== Exercise brief ==
Reproduce every line of the material below verbatim, changing nothing.

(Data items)

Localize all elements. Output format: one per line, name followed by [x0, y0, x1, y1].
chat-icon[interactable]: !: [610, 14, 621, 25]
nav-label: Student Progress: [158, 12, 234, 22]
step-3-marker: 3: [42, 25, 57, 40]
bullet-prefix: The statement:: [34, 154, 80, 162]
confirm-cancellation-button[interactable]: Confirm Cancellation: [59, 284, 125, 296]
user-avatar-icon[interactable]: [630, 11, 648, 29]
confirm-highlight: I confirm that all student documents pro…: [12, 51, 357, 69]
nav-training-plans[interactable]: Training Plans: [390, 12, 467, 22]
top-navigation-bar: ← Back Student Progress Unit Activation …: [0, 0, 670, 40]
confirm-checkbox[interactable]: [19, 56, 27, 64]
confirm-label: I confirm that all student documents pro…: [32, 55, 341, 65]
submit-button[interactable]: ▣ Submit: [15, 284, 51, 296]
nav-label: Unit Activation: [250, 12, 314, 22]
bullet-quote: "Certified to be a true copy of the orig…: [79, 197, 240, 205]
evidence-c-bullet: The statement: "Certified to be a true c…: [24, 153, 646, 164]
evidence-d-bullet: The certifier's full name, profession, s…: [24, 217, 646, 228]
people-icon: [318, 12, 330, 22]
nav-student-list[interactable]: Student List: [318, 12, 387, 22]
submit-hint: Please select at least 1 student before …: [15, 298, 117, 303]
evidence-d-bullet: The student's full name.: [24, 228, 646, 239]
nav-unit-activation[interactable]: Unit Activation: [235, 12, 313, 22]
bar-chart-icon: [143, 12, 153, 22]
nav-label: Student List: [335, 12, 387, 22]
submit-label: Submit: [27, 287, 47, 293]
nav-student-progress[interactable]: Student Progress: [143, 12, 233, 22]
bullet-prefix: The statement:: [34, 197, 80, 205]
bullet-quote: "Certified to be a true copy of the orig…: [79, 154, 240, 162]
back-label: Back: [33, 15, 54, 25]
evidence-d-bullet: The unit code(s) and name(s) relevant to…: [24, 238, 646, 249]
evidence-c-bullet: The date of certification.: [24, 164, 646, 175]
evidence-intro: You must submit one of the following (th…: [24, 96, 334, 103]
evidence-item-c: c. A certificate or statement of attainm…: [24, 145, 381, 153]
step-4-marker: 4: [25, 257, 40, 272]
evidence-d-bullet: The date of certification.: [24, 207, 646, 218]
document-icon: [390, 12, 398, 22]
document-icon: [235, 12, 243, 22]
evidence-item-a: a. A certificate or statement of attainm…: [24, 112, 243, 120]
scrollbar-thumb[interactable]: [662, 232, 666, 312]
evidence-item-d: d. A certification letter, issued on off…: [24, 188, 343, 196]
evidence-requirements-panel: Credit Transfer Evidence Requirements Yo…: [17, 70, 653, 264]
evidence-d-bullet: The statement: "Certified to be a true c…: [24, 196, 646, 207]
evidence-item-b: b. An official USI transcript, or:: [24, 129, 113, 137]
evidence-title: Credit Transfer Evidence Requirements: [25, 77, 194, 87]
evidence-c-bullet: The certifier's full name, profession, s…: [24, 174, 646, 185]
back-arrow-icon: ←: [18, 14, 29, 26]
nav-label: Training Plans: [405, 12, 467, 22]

== Solution for this exercise ==
Localize all elements. Output format: one per line, name followed by [x0, y0, x1, y1].
chat-icon[interactable]: !: [610, 14, 621, 25]
nav-label: Student Progress: [158, 12, 234, 22]
step-3-marker: 3: [42, 25, 57, 40]
bullet-prefix: The statement:: [34, 154, 80, 162]
confirm-cancellation-button[interactable]: Confirm Cancellation: [59, 284, 125, 296]
user-avatar-icon[interactable]: [630, 11, 648, 29]
confirm-highlight: I confirm that all student documents pro…: [12, 51, 357, 69]
nav-training-plans[interactable]: Training Plans: [390, 12, 467, 22]
top-navigation-bar: ← Back Student Progress Unit Activation …: [0, 0, 670, 40]
confirm-checkbox[interactable]: [19, 56, 27, 64]
confirm-label: I confirm that all student documents pro…: [32, 55, 341, 65]
submit-button[interactable]: ▣ Submit: [15, 284, 51, 296]
nav-label: Unit Activation: [250, 12, 314, 22]
bullet-quote: "Certified to be a true copy of the orig…: [79, 197, 240, 205]
evidence-c-bullet: The statement: "Certified to be a true c…: [24, 153, 646, 164]
evidence-d-bullet: The certifier's full name, profession, s…: [24, 217, 646, 228]
people-icon: [318, 12, 330, 22]
nav-student-list[interactable]: Student List: [318, 12, 387, 22]
submit-hint: Please select at least 1 student before …: [15, 298, 117, 303]
evidence-d-bullet: The student's full name.: [24, 228, 646, 239]
nav-unit-activation[interactable]: Unit Activation: [235, 12, 313, 22]
bar-chart-icon: [143, 12, 153, 22]
nav-label: Student List: [335, 12, 387, 22]
submit-label: Submit: [27, 287, 47, 293]
nav-student-progress[interactable]: Student Progress: [143, 12, 233, 22]
bullet-prefix: The statement:: [34, 197, 80, 205]
bullet-quote: "Certified to be a true copy of the orig…: [79, 154, 240, 162]
back-label: Back: [33, 15, 54, 25]
evidence-d-bullet: The unit code(s) and name(s) relevant to…: [24, 238, 646, 249]
evidence-c-bullet: The date of certification.: [24, 164, 646, 175]
evidence-intro: You must submit one of the following (th…: [24, 96, 334, 103]
evidence-item-c: c. A certificate or statement of attainm…: [24, 145, 381, 153]
step-4-marker: 4: [25, 257, 40, 272]
evidence-d-bullet: The date of certification.: [24, 207, 646, 218]
document-icon: [390, 12, 398, 22]
document-icon: [235, 12, 243, 22]
evidence-item-a: a. A certificate or statement of attainm…: [24, 112, 243, 120]
scrollbar-thumb[interactable]: [662, 232, 666, 312]
evidence-item-d: d. A certification letter, issued on off…: [24, 188, 343, 196]
evidence-requirements-panel: Credit Transfer Evidence Requirements Yo…: [17, 70, 653, 264]
evidence-d-bullet: The statement: "Certified to be a true c…: [24, 196, 646, 207]
evidence-item-b: b. An official USI transcript, or:: [24, 129, 113, 137]
evidence-title: Credit Transfer Evidence Requirements: [25, 77, 194, 87]
evidence-c-bullet: The certifier's full name, profession, s…: [24, 174, 646, 185]
back-arrow-icon: ←: [18, 14, 29, 26]
nav-label: Training Plans: [405, 12, 467, 22]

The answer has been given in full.